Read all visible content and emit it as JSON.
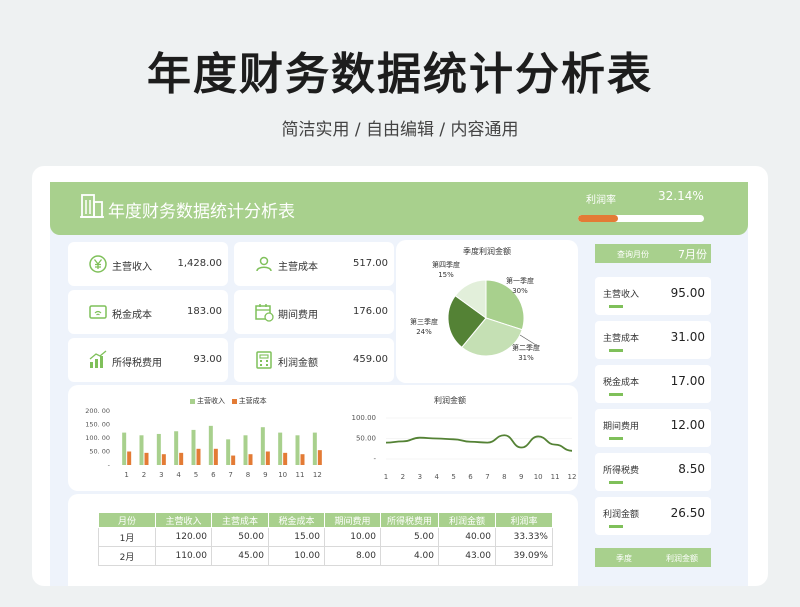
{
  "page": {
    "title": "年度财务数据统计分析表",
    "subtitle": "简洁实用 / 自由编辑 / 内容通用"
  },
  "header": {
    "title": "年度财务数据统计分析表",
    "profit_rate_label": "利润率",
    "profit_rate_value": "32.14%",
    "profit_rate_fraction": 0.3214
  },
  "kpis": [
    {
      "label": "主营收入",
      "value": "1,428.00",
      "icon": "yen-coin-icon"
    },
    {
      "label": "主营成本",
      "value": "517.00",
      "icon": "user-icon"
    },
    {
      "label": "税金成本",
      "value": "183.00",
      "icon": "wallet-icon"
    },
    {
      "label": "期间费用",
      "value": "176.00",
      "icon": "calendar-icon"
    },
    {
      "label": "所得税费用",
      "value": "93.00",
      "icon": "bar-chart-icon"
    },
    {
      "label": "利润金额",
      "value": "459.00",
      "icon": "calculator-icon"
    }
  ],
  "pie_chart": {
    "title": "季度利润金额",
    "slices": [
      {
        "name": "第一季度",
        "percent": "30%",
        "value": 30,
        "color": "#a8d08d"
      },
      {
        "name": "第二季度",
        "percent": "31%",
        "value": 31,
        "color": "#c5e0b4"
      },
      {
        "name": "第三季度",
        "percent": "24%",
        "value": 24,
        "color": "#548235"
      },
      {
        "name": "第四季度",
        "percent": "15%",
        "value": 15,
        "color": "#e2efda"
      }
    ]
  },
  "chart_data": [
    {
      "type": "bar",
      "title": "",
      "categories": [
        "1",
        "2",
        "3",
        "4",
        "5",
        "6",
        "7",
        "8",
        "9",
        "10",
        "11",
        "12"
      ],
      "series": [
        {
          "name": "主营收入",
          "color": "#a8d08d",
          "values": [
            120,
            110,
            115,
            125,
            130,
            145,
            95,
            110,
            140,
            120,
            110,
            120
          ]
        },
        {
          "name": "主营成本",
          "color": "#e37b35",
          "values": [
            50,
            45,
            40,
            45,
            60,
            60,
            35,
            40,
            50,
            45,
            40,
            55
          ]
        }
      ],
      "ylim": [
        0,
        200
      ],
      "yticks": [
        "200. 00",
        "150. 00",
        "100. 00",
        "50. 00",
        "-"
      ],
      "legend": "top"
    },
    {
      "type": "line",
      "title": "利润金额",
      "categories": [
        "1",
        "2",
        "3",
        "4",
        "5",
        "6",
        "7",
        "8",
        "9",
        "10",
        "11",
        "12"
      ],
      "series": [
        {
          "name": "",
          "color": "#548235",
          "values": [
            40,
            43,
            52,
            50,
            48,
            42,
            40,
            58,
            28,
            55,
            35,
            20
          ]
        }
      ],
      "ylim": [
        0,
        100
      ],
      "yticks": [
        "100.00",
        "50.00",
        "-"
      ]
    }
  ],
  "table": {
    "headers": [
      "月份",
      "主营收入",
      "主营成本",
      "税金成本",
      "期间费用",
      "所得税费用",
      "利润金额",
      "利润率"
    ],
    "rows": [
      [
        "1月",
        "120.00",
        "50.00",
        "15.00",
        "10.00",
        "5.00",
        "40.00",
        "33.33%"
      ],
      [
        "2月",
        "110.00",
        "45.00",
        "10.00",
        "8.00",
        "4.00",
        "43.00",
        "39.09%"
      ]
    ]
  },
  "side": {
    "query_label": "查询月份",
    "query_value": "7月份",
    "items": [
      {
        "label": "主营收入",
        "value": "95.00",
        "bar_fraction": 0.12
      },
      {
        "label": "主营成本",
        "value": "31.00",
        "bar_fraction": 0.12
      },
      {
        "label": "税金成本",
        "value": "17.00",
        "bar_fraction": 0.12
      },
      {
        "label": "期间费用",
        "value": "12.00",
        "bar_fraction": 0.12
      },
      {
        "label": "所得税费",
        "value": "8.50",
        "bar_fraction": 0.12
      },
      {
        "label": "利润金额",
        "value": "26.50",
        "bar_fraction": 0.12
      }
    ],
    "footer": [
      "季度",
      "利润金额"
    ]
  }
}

EXERCISE AIM
Write out each entry exactly as given, omitting any picture.

COMPLETE OUTPUT
Read all visible content and emit it as JSON.
{
  "page": {
    "title": "年度财务数据统计分析表",
    "subtitle": "简洁实用 / 自由编辑 / 内容通用"
  },
  "header": {
    "title": "年度财务数据统计分析表",
    "profit_rate_label": "利润率",
    "profit_rate_value": "32.14%",
    "profit_rate_fraction": 0.3214
  },
  "kpis": [
    {
      "label": "主营收入",
      "value": "1,428.00",
      "icon": "yen-coin-icon"
    },
    {
      "label": "主营成本",
      "value": "517.00",
      "icon": "user-icon"
    },
    {
      "label": "税金成本",
      "value": "183.00",
      "icon": "wallet-icon"
    },
    {
      "label": "期间费用",
      "value": "176.00",
      "icon": "calendar-icon"
    },
    {
      "label": "所得税费用",
      "value": "93.00",
      "icon": "bar-chart-icon"
    },
    {
      "label": "利润金额",
      "value": "459.00",
      "icon": "calculator-icon"
    }
  ],
  "pie_chart": {
    "title": "季度利润金额",
    "slices": [
      {
        "name": "第一季度",
        "percent": "30%",
        "value": 30,
        "color": "#a8d08d"
      },
      {
        "name": "第二季度",
        "percent": "31%",
        "value": 31,
        "color": "#c5e0b4"
      },
      {
        "name": "第三季度",
        "percent": "24%",
        "value": 24,
        "color": "#548235"
      },
      {
        "name": "第四季度",
        "percent": "15%",
        "value": 15,
        "color": "#e2efda"
      }
    ]
  },
  "chart_data": [
    {
      "type": "bar",
      "title": "",
      "categories": [
        "1",
        "2",
        "3",
        "4",
        "5",
        "6",
        "7",
        "8",
        "9",
        "10",
        "11",
        "12"
      ],
      "series": [
        {
          "name": "主营收入",
          "color": "#a8d08d",
          "values": [
            120,
            110,
            115,
            125,
            130,
            145,
            95,
            110,
            140,
            120,
            110,
            120
          ]
        },
        {
          "name": "主营成本",
          "color": "#e37b35",
          "values": [
            50,
            45,
            40,
            45,
            60,
            60,
            35,
            40,
            50,
            45,
            40,
            55
          ]
        }
      ],
      "ylim": [
        0,
        200
      ],
      "yticks": [
        "200. 00",
        "150. 00",
        "100. 00",
        "50. 00",
        "-"
      ],
      "legend": "top"
    },
    {
      "type": "line",
      "title": "利润金额",
      "categories": [
        "1",
        "2",
        "3",
        "4",
        "5",
        "6",
        "7",
        "8",
        "9",
        "10",
        "11",
        "12"
      ],
      "series": [
        {
          "name": "",
          "color": "#548235",
          "values": [
            40,
            43,
            52,
            50,
            48,
            42,
            40,
            58,
            28,
            55,
            35,
            20
          ]
        }
      ],
      "ylim": [
        0,
        100
      ],
      "yticks": [
        "100.00",
        "50.00",
        "-"
      ]
    }
  ],
  "table": {
    "headers": [
      "月份",
      "主营收入",
      "主营成本",
      "税金成本",
      "期间费用",
      "所得税费用",
      "利润金额",
      "利润率"
    ],
    "rows": [
      [
        "1月",
        "120.00",
        "50.00",
        "15.00",
        "10.00",
        "5.00",
        "40.00",
        "33.33%"
      ],
      [
        "2月",
        "110.00",
        "45.00",
        "10.00",
        "8.00",
        "4.00",
        "43.00",
        "39.09%"
      ]
    ]
  },
  "side": {
    "query_label": "查询月份",
    "query_value": "7月份",
    "items": [
      {
        "label": "主营收入",
        "value": "95.00",
        "bar_fraction": 0.12
      },
      {
        "label": "主营成本",
        "value": "31.00",
        "bar_fraction": 0.12
      },
      {
        "label": "税金成本",
        "value": "17.00",
        "bar_fraction": 0.12
      },
      {
        "label": "期间费用",
        "value": "12.00",
        "bar_fraction": 0.12
      },
      {
        "label": "所得税费",
        "value": "8.50",
        "bar_fraction": 0.12
      },
      {
        "label": "利润金额",
        "value": "26.50",
        "bar_fraction": 0.12
      }
    ],
    "footer": [
      "季度",
      "利润金额"
    ]
  }
}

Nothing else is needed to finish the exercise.